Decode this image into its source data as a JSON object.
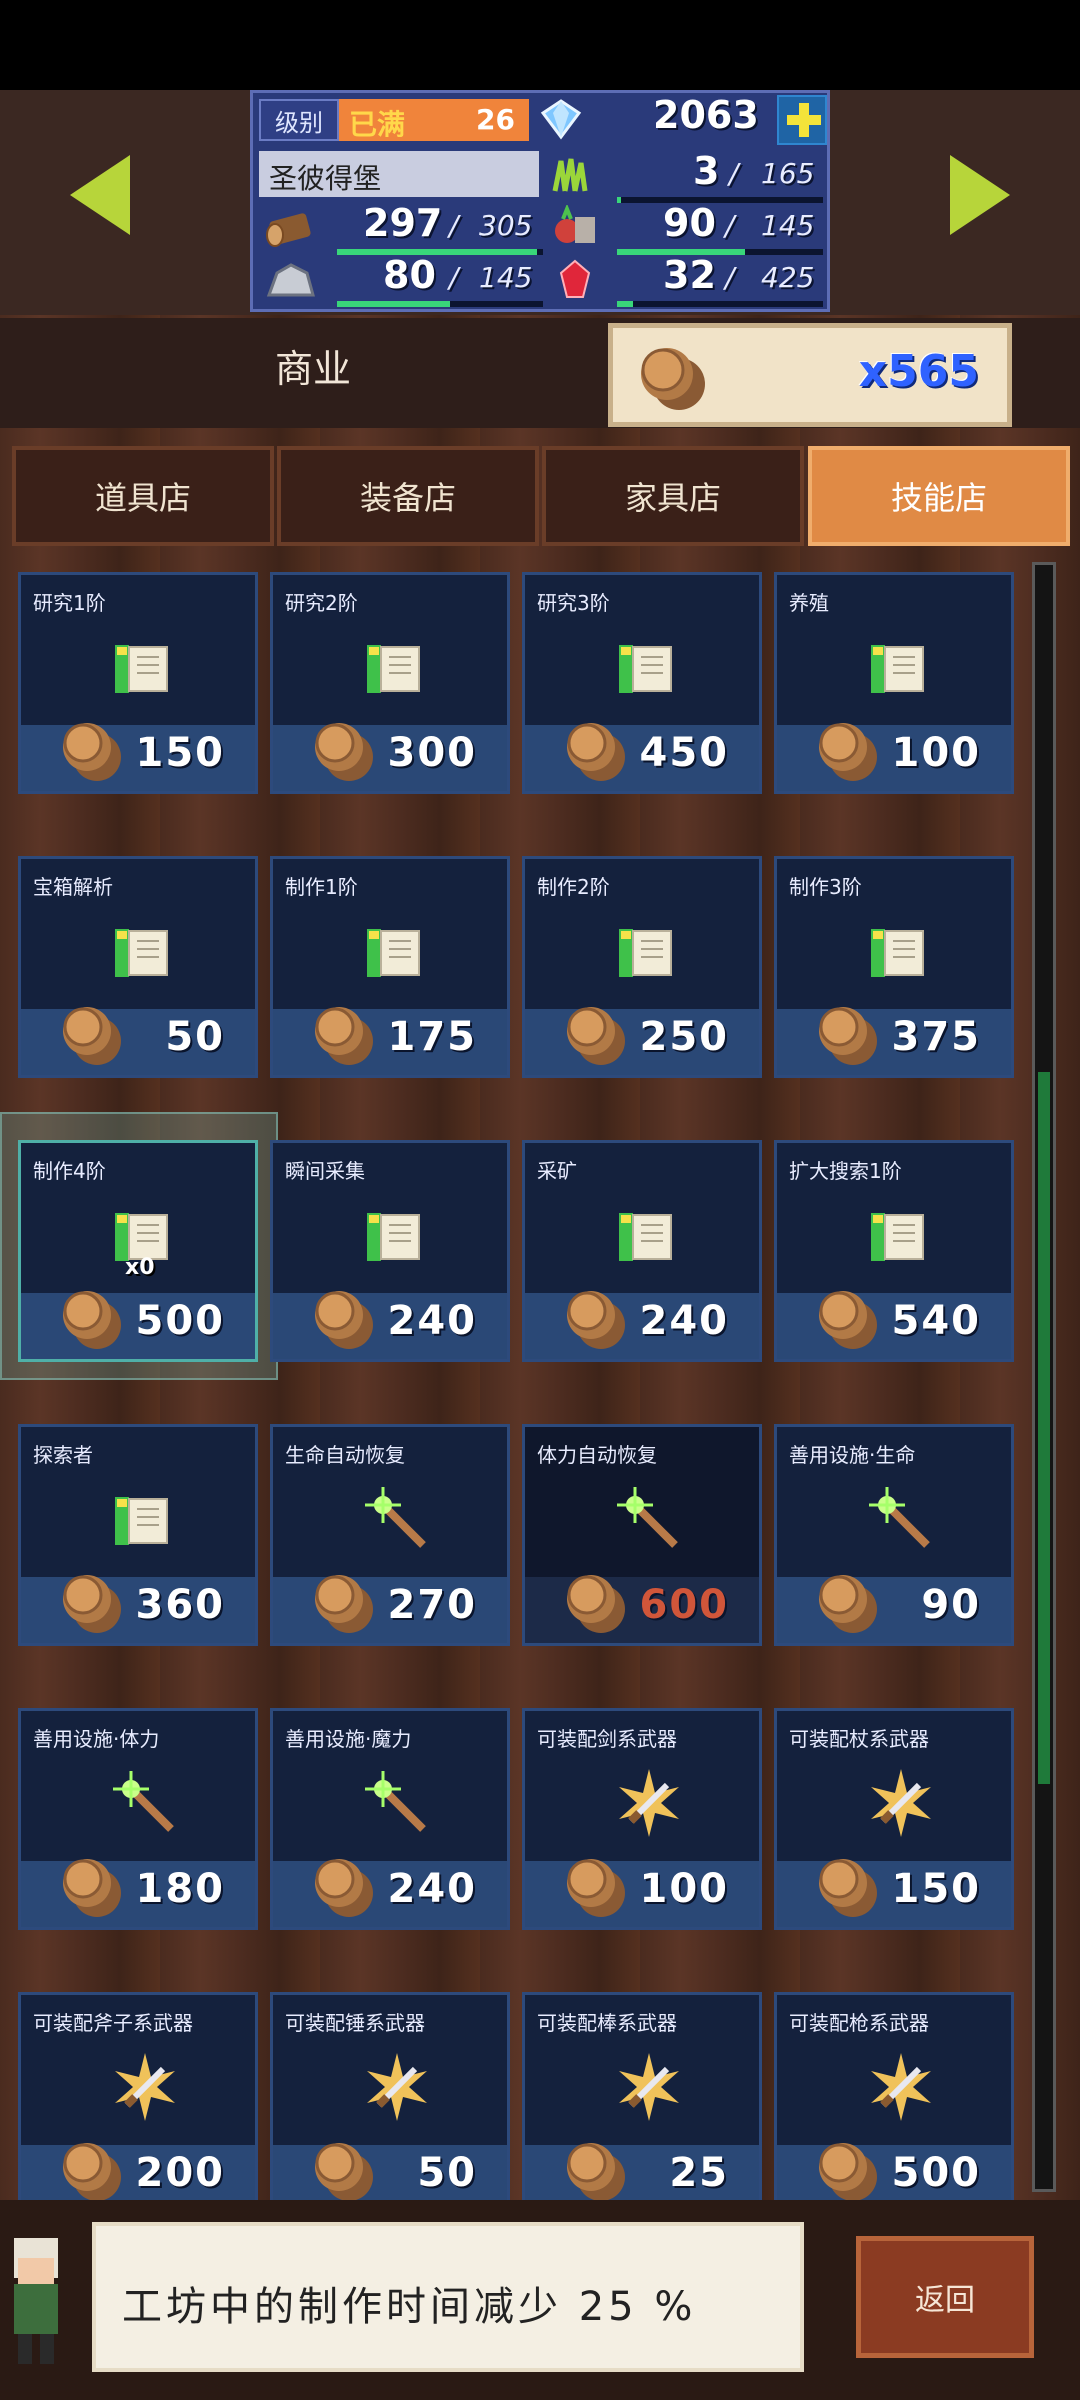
{
  "hud": {
    "level_label": "级别",
    "level_status": "已满",
    "level_value": "26",
    "gems": "2063",
    "town_name": "圣彼得堡",
    "food": {
      "value": "3",
      "max": "165",
      "fill": 0.02
    },
    "wood": {
      "value": "297",
      "max": "305",
      "fill": 0.97
    },
    "ore": {
      "value": "80",
      "max": "145",
      "fill": 0.55
    },
    "veg": {
      "value": "90",
      "max": "145",
      "fill": 0.62
    },
    "ruby": {
      "value": "32",
      "max": "425",
      "fill": 0.08
    }
  },
  "commerce": {
    "title": "商业",
    "coins": "x565"
  },
  "tabs": [
    "道具店",
    "装备店",
    "家具店",
    "技能店"
  ],
  "active_tab": 3,
  "items": [
    {
      "title": "研究1阶",
      "icon": "book-icon",
      "price": "150"
    },
    {
      "title": "研究2阶",
      "icon": "book-icon",
      "price": "300"
    },
    {
      "title": "研究3阶",
      "icon": "book-icon",
      "price": "450"
    },
    {
      "title": "养殖",
      "icon": "book-icon",
      "price": "100"
    },
    {
      "title": "宝箱解析",
      "icon": "book-icon",
      "price": "50"
    },
    {
      "title": "制作1阶",
      "icon": "book-icon",
      "price": "175"
    },
    {
      "title": "制作2阶",
      "icon": "book-icon",
      "price": "250"
    },
    {
      "title": "制作3阶",
      "icon": "book-icon",
      "price": "375"
    },
    {
      "title": "制作4阶",
      "icon": "book-icon",
      "price": "500",
      "badge": "x0"
    },
    {
      "title": "瞬间采集",
      "icon": "book-icon",
      "price": "240"
    },
    {
      "title": "采矿",
      "icon": "book-icon",
      "price": "240"
    },
    {
      "title": "扩大搜索1阶",
      "icon": "book-icon",
      "price": "540"
    },
    {
      "title": "探索者",
      "icon": "book-icon",
      "price": "360"
    },
    {
      "title": "生命自动恢复",
      "icon": "wand-icon",
      "price": "270"
    },
    {
      "title": "体力自动恢复",
      "icon": "wand-icon",
      "price": "600",
      "disabled": true
    },
    {
      "title": "善用设施·生命",
      "icon": "wand-icon",
      "price": "90"
    },
    {
      "title": "善用设施·体力",
      "icon": "wand-icon",
      "price": "180"
    },
    {
      "title": "善用设施·魔力",
      "icon": "wand-icon",
      "price": "240"
    },
    {
      "title": "可装配剑系武器",
      "icon": "sword-burst-icon",
      "price": "100"
    },
    {
      "title": "可装配杖系武器",
      "icon": "sword-burst-icon",
      "price": "150"
    },
    {
      "title": "可装配斧子系武器",
      "icon": "sword-burst-icon",
      "price": "200"
    },
    {
      "title": "可装配锤系武器",
      "icon": "sword-burst-icon",
      "price": "50"
    },
    {
      "title": "可装配棒系武器",
      "icon": "sword-burst-icon",
      "price": "25"
    },
    {
      "title": "可装配枪系武器",
      "icon": "sword-burst-icon",
      "price": "500"
    }
  ],
  "selected_index": 8,
  "message": "工坊中的制作时间减少 25 %",
  "back_label": "返回",
  "colors": {
    "accent_tab": "#e08a45",
    "card_bg": "#14213d",
    "price_disabled": "#d0563a",
    "bar": "#39d67a"
  }
}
★ ★ ★ ★ ★ ★ ★
» TASK OBJECTIVE
Reproduce the entries exactly. Do not carry over any picture.

» COMPLETED TASK
Decode this image into its source data as a JSON object.
{
  "hud": {
    "level_label": "级别",
    "level_status": "已满",
    "level_value": "26",
    "gems": "2063",
    "town_name": "圣彼得堡",
    "food": {
      "value": "3",
      "max": "165",
      "fill": 0.02
    },
    "wood": {
      "value": "297",
      "max": "305",
      "fill": 0.97
    },
    "ore": {
      "value": "80",
      "max": "145",
      "fill": 0.55
    },
    "veg": {
      "value": "90",
      "max": "145",
      "fill": 0.62
    },
    "ruby": {
      "value": "32",
      "max": "425",
      "fill": 0.08
    }
  },
  "commerce": {
    "title": "商业",
    "coins": "x565"
  },
  "tabs": [
    "道具店",
    "装备店",
    "家具店",
    "技能店"
  ],
  "active_tab": 3,
  "items": [
    {
      "title": "研究1阶",
      "icon": "book-icon",
      "price": "150"
    },
    {
      "title": "研究2阶",
      "icon": "book-icon",
      "price": "300"
    },
    {
      "title": "研究3阶",
      "icon": "book-icon",
      "price": "450"
    },
    {
      "title": "养殖",
      "icon": "book-icon",
      "price": "100"
    },
    {
      "title": "宝箱解析",
      "icon": "book-icon",
      "price": "50"
    },
    {
      "title": "制作1阶",
      "icon": "book-icon",
      "price": "175"
    },
    {
      "title": "制作2阶",
      "icon": "book-icon",
      "price": "250"
    },
    {
      "title": "制作3阶",
      "icon": "book-icon",
      "price": "375"
    },
    {
      "title": "制作4阶",
      "icon": "book-icon",
      "price": "500",
      "badge": "x0"
    },
    {
      "title": "瞬间采集",
      "icon": "book-icon",
      "price": "240"
    },
    {
      "title": "采矿",
      "icon": "book-icon",
      "price": "240"
    },
    {
      "title": "扩大搜索1阶",
      "icon": "book-icon",
      "price": "540"
    },
    {
      "title": "探索者",
      "icon": "book-icon",
      "price": "360"
    },
    {
      "title": "生命自动恢复",
      "icon": "wand-icon",
      "price": "270"
    },
    {
      "title": "体力自动恢复",
      "icon": "wand-icon",
      "price": "600",
      "disabled": true
    },
    {
      "title": "善用设施·生命",
      "icon": "wand-icon",
      "price": "90"
    },
    {
      "title": "善用设施·体力",
      "icon": "wand-icon",
      "price": "180"
    },
    {
      "title": "善用设施·魔力",
      "icon": "wand-icon",
      "price": "240"
    },
    {
      "title": "可装配剑系武器",
      "icon": "sword-burst-icon",
      "price": "100"
    },
    {
      "title": "可装配杖系武器",
      "icon": "sword-burst-icon",
      "price": "150"
    },
    {
      "title": "可装配斧子系武器",
      "icon": "sword-burst-icon",
      "price": "200"
    },
    {
      "title": "可装配锤系武器",
      "icon": "sword-burst-icon",
      "price": "50"
    },
    {
      "title": "可装配棒系武器",
      "icon": "sword-burst-icon",
      "price": "25"
    },
    {
      "title": "可装配枪系武器",
      "icon": "sword-burst-icon",
      "price": "500"
    }
  ],
  "selected_index": 8,
  "message": "工坊中的制作时间减少 25 %",
  "back_label": "返回",
  "colors": {
    "accent_tab": "#e08a45",
    "card_bg": "#14213d",
    "price_disabled": "#d0563a",
    "bar": "#39d67a"
  }
}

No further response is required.